### GIVEN TASK
Without the pictures, copy the entries below word for word.

..........

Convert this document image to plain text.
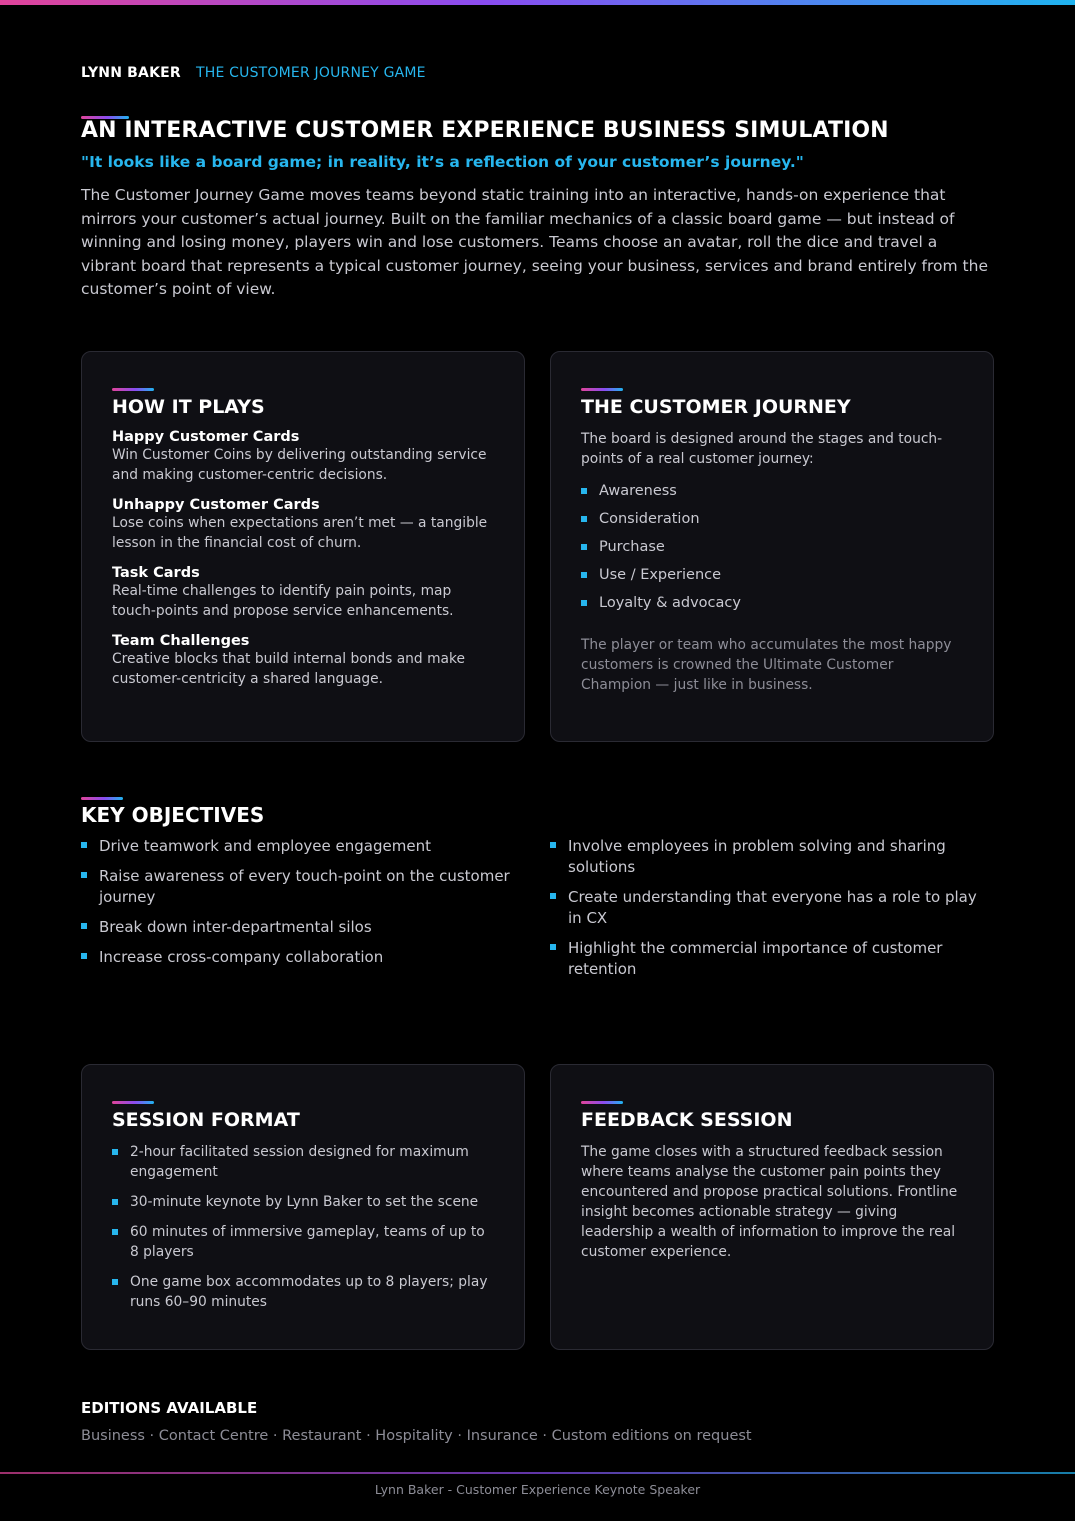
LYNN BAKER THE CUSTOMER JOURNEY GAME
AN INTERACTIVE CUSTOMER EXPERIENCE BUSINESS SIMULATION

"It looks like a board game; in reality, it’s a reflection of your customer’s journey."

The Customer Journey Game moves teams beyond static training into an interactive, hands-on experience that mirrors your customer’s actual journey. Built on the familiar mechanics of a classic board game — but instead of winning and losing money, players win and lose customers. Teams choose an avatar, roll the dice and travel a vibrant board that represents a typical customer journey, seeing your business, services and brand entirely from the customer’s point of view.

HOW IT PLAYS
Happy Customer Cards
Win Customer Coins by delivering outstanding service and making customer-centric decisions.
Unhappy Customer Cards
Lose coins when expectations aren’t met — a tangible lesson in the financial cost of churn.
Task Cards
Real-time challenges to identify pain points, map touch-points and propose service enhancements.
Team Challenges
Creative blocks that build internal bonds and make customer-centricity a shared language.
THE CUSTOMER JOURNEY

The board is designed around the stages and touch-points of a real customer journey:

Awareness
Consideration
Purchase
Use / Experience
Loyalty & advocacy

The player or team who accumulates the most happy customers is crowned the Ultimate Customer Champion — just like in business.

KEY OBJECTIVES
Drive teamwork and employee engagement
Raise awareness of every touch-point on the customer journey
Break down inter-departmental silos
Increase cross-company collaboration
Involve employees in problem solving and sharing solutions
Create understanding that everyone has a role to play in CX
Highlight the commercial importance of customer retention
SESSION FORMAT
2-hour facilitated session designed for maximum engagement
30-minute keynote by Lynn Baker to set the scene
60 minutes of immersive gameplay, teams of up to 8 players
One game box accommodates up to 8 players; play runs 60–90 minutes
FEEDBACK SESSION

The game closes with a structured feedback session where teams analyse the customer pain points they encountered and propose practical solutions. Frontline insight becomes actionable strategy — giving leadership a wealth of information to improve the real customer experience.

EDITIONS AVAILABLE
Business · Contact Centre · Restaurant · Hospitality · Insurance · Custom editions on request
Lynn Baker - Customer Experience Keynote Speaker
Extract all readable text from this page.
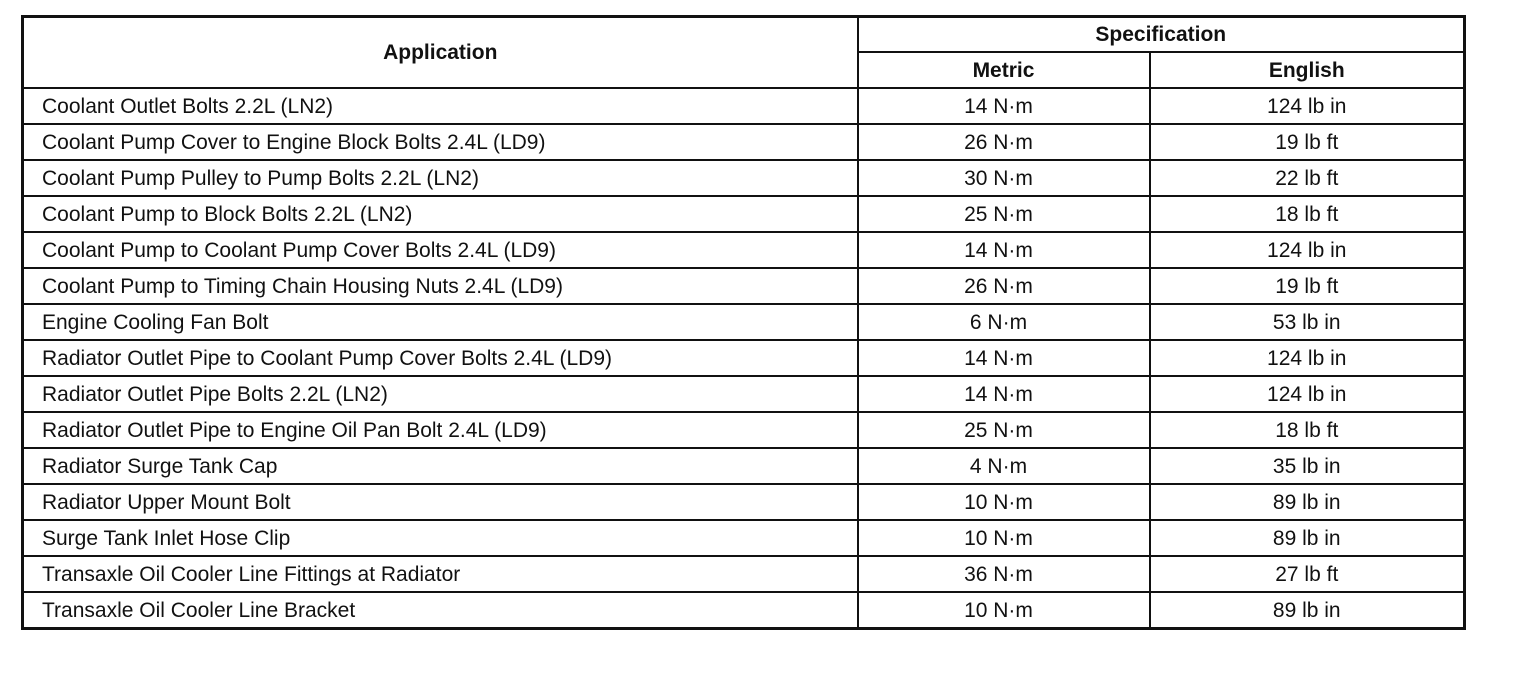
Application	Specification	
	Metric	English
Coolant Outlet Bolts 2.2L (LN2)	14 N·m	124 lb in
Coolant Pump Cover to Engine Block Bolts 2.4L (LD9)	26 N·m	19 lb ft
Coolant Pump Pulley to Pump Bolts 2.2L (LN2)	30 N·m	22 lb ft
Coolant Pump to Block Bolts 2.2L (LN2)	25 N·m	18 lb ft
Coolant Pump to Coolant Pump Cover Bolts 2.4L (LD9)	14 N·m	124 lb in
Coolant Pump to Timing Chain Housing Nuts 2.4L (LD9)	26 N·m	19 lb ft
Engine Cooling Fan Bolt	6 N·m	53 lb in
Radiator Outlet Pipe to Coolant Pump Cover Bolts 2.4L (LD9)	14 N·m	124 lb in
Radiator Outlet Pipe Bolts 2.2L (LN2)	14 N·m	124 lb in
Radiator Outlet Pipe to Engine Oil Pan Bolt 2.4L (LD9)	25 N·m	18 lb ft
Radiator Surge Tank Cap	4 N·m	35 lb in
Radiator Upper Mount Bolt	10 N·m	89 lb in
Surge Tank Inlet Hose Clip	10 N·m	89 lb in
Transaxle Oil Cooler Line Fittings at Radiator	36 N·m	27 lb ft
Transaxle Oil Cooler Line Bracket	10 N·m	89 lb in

..........

### REPLY TO THE TASK
Convert this document image to plain text.
LYNN BAKER THE CUSTOMER JOURNEY GAME
AN INTERACTIVE CUSTOMER EXPERIENCE BUSINESS SIMULATION

"It looks like a board game; in reality, it’s a reflection of your customer’s journey."

The Customer Journey Game moves teams beyond static training into an interactive, hands-on experience that mirrors your customer’s actual journey. Built on the familiar mechanics of a classic board game — but instead of winning and losing money, players win and lose customers. Teams choose an avatar, roll the dice and travel a vibrant board that represents a typical customer journey, seeing your business, services and brand entirely from the customer’s point of view.

HOW IT PLAYS
Happy Customer Cards
Win Customer Coins by delivering outstanding service and making customer-centric decisions.
Unhappy Customer Cards
Lose coins when expectations aren’t met — a tangible lesson in the financial cost of churn.
Task Cards
Real-time challenges to identify pain points, map touch-points and propose service enhancements.
Team Challenges
Creative blocks that build internal bonds and make customer-centricity a shared language.
THE CUSTOMER JOURNEY

The board is designed around the stages and touch-points of a real customer journey:

Awareness
Consideration
Purchase
Use / Experience
Loyalty & advocacy

The player or team who accumulates the most happy customers is crowned the Ultimate Customer Champion — just like in business.

KEY OBJECTIVES
Drive teamwork and employee engagement
Raise awareness of every touch-point on the customer journey
Break down inter-departmental silos
Increase cross-company collaboration
Involve employees in problem solving and sharing solutions
Create understanding that everyone has a role to play in CX
Highlight the commercial importance of customer retention
SESSION FORMAT
2-hour facilitated session designed for maximum engagement
30-minute keynote by Lynn Baker to set the scene
60 minutes of immersive gameplay, teams of up to 8 players
One game box accommodates up to 8 players; play runs 60–90 minutes
FEEDBACK SESSION

The game closes with a structured feedback session where teams analyse the customer pain points they encountered and propose practical solutions. Frontline insight becomes actionable strategy — giving leadership a wealth of information to improve the real customer experience.

EDITIONS AVAILABLE
Business · Contact Centre · Restaurant · Hospitality · Insurance · Custom editions on request
Lynn Baker - Customer Experience Keynote Speaker
Extract all readable text from this page.
Application	Specification	
	Metric	English
Coolant Outlet Bolts 2.2L (LN2)	14 N·m	124 lb in
Coolant Pump Cover to Engine Block Bolts 2.4L (LD9)	26 N·m	19 lb ft
Coolant Pump Pulley to Pump Bolts 2.2L (LN2)	30 N·m	22 lb ft
Coolant Pump to Block Bolts 2.2L (LN2)	25 N·m	18 lb ft
Coolant Pump to Coolant Pump Cover Bolts 2.4L (LD9)	14 N·m	124 lb in
Coolant Pump to Timing Chain Housing Nuts 2.4L (LD9)	26 N·m	19 lb ft
Engine Cooling Fan Bolt	6 N·m	53 lb in
Radiator Outlet Pipe to Coolant Pump Cover Bolts 2.4L (LD9)	14 N·m	124 lb in
Radiator Outlet Pipe Bolts 2.2L (LN2)	14 N·m	124 lb in
Radiator Outlet Pipe to Engine Oil Pan Bolt 2.4L (LD9)	25 N·m	18 lb ft
Radiator Surge Tank Cap	4 N·m	35 lb in
Radiator Upper Mount Bolt	10 N·m	89 lb in
Surge Tank Inlet Hose Clip	10 N·m	89 lb in
Transaxle Oil Cooler Line Fittings at Radiator	36 N·m	27 lb ft
Transaxle Oil Cooler Line Bracket	10 N·m	89 lb in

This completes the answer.